» **Information supplied**:
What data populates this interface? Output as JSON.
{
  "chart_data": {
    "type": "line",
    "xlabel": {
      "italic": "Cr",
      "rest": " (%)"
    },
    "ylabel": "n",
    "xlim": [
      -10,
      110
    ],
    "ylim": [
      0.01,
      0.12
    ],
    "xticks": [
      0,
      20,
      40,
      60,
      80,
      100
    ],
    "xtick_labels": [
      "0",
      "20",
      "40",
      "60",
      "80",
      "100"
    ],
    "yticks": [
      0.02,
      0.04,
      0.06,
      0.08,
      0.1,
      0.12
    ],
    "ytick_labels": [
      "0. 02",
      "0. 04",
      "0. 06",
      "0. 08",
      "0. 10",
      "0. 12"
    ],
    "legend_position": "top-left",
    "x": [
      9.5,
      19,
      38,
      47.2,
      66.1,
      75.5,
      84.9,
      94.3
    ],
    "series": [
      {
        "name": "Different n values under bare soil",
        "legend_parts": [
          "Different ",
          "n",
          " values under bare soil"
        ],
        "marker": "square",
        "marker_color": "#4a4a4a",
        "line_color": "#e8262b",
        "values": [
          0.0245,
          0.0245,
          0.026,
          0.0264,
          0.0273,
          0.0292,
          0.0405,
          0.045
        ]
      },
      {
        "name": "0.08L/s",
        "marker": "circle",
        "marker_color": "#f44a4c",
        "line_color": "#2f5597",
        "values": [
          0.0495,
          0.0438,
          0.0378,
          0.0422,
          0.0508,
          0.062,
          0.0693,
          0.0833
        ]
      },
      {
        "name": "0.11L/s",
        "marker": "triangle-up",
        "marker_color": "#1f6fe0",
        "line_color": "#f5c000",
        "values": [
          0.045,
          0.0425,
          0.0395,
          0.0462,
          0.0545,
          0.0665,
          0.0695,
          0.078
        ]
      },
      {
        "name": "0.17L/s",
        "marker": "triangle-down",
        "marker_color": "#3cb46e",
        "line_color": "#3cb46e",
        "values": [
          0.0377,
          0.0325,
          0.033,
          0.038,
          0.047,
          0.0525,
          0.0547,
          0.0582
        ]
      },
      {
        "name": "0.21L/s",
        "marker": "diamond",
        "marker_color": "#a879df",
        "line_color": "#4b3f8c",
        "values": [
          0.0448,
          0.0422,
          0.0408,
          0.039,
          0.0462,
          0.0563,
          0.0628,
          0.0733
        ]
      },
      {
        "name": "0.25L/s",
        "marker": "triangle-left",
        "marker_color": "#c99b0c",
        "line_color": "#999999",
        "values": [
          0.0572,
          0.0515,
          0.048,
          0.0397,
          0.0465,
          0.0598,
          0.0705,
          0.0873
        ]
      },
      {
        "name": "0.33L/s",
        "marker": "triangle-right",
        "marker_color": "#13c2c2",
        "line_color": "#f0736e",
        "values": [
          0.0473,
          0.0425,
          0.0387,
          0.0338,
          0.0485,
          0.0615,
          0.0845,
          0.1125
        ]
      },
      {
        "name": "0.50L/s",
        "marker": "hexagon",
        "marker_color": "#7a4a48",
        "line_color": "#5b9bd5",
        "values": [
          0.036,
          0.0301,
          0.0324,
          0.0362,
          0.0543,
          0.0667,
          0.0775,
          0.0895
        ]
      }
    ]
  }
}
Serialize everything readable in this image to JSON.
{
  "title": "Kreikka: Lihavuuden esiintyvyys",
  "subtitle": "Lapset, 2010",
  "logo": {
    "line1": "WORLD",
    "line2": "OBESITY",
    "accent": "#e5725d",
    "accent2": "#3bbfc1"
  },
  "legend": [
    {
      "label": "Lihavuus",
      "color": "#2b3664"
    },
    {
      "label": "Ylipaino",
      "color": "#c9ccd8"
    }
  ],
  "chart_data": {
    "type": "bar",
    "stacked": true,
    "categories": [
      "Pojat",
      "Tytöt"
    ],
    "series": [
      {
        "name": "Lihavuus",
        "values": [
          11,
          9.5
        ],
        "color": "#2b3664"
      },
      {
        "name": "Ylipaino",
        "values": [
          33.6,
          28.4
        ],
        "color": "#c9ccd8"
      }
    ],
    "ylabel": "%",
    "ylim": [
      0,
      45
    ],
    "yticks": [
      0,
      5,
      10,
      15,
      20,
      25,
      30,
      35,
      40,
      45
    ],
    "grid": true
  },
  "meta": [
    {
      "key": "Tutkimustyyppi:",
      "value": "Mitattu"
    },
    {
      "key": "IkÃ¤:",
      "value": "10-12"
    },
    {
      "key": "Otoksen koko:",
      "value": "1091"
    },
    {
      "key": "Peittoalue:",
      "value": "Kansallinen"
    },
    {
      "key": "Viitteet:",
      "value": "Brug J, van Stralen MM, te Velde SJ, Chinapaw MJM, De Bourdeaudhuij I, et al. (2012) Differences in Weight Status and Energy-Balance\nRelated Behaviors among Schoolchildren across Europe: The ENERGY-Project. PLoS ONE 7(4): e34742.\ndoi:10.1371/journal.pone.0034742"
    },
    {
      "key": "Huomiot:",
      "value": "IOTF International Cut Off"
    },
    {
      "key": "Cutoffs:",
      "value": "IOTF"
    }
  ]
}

» **Given instruction**:
Copy down the whole of the data above, matching it exactly.

» **The result**:
What data populates this interface? Output as JSON.
{
  "chart_data": {
    "type": "line",
    "xlabel": {
      "italic": "Cr",
      "rest": " (%)"
    },
    "ylabel": "n",
    "xlim": [
      -10,
      110
    ],
    "ylim": [
      0.01,
      0.12
    ],
    "xticks": [
      0,
      20,
      40,
      60,
      80,
      100
    ],
    "xtick_labels": [
      "0",
      "20",
      "40",
      "60",
      "80",
      "100"
    ],
    "yticks": [
      0.02,
      0.04,
      0.06,
      0.08,
      0.1,
      0.12
    ],
    "ytick_labels": [
      "0. 02",
      "0. 04",
      "0. 06",
      "0. 08",
      "0. 10",
      "0. 12"
    ],
    "legend_position": "top-left",
    "x": [
      9.5,
      19,
      38,
      47.2,
      66.1,
      75.5,
      84.9,
      94.3
    ],
    "series": [
      {
        "name": "Different n values under bare soil",
        "legend_parts": [
          "Different ",
          "n",
          " values under bare soil"
        ],
        "marker": "square",
        "marker_color": "#4a4a4a",
        "line_color": "#e8262b",
        "values": [
          0.0245,
          0.0245,
          0.026,
          0.0264,
          0.0273,
          0.0292,
          0.0405,
          0.045
        ]
      },
      {
        "name": "0.08L/s",
        "marker": "circle",
        "marker_color": "#f44a4c",
        "line_color": "#2f5597",
        "values": [
          0.0495,
          0.0438,
          0.0378,
          0.0422,
          0.0508,
          0.062,
          0.0693,
          0.0833
        ]
      },
      {
        "name": "0.11L/s",
        "marker": "triangle-up",
        "marker_color": "#1f6fe0",
        "line_color": "#f5c000",
        "values": [
          0.045,
          0.0425,
          0.0395,
          0.0462,
          0.0545,
          0.0665,
          0.0695,
          0.078
        ]
      },
      {
        "name": "0.17L/s",
        "marker": "triangle-down",
        "marker_color": "#3cb46e",
        "line_color": "#3cb46e",
        "values": [
          0.0377,
          0.0325,
          0.033,
          0.038,
          0.047,
          0.0525,
          0.0547,
          0.0582
        ]
      },
      {
        "name": "0.21L/s",
        "marker": "diamond",
        "marker_color": "#a879df",
        "line_color": "#4b3f8c",
        "values": [
          0.0448,
          0.0422,
          0.0408,
          0.039,
          0.0462,
          0.0563,
          0.0628,
          0.0733
        ]
      },
      {
        "name": "0.25L/s",
        "marker": "triangle-left",
        "marker_color": "#c99b0c",
        "line_color": "#999999",
        "values": [
          0.0572,
          0.0515,
          0.048,
          0.0397,
          0.0465,
          0.0598,
          0.0705,
          0.0873
        ]
      },
      {
        "name": "0.33L/s",
        "marker": "triangle-right",
        "marker_color": "#13c2c2",
        "line_color": "#f0736e",
        "values": [
          0.0473,
          0.0425,
          0.0387,
          0.0338,
          0.0485,
          0.0615,
          0.0845,
          0.1125
        ]
      },
      {
        "name": "0.50L/s",
        "marker": "hexagon",
        "marker_color": "#7a4a48",
        "line_color": "#5b9bd5",
        "values": [
          0.036,
          0.0301,
          0.0324,
          0.0362,
          0.0543,
          0.0667,
          0.0775,
          0.0895
        ]
      }
    ]
  }
}
Serialize everything readable in this image to JSON.
{
  "title": "Kreikka: Lihavuuden esiintyvyys",
  "subtitle": "Lapset, 2010",
  "logo": {
    "line1": "WORLD",
    "line2": "OBESITY",
    "accent": "#e5725d",
    "accent2": "#3bbfc1"
  },
  "legend": [
    {
      "label": "Lihavuus",
      "color": "#2b3664"
    },
    {
      "label": "Ylipaino",
      "color": "#c9ccd8"
    }
  ],
  "chart_data": {
    "type": "bar",
    "stacked": true,
    "categories": [
      "Pojat",
      "Tytöt"
    ],
    "series": [
      {
        "name": "Lihavuus",
        "values": [
          11,
          9.5
        ],
        "color": "#2b3664"
      },
      {
        "name": "Ylipaino",
        "values": [
          33.6,
          28.4
        ],
        "color": "#c9ccd8"
      }
    ],
    "ylabel": "%",
    "ylim": [
      0,
      45
    ],
    "yticks": [
      0,
      5,
      10,
      15,
      20,
      25,
      30,
      35,
      40,
      45
    ],
    "grid": true
  },
  "meta": [
    {
      "key": "Tutkimustyyppi:",
      "value": "Mitattu"
    },
    {
      "key": "IkÃ¤:",
      "value": "10-12"
    },
    {
      "key": "Otoksen koko:",
      "value": "1091"
    },
    {
      "key": "Peittoalue:",
      "value": "Kansallinen"
    },
    {
      "key": "Viitteet:",
      "value": "Brug J, van Stralen MM, te Velde SJ, Chinapaw MJM, De Bourdeaudhuij I, et al. (2012) Differences in Weight Status and Energy-Balance\nRelated Behaviors among Schoolchildren across Europe: The ENERGY-Project. PLoS ONE 7(4): e34742.\ndoi:10.1371/journal.pone.0034742"
    },
    {
      "key": "Huomiot:",
      "value": "IOTF International Cut Off"
    },
    {
      "key": "Cutoffs:",
      "value": "IOTF"
    }
  ]
}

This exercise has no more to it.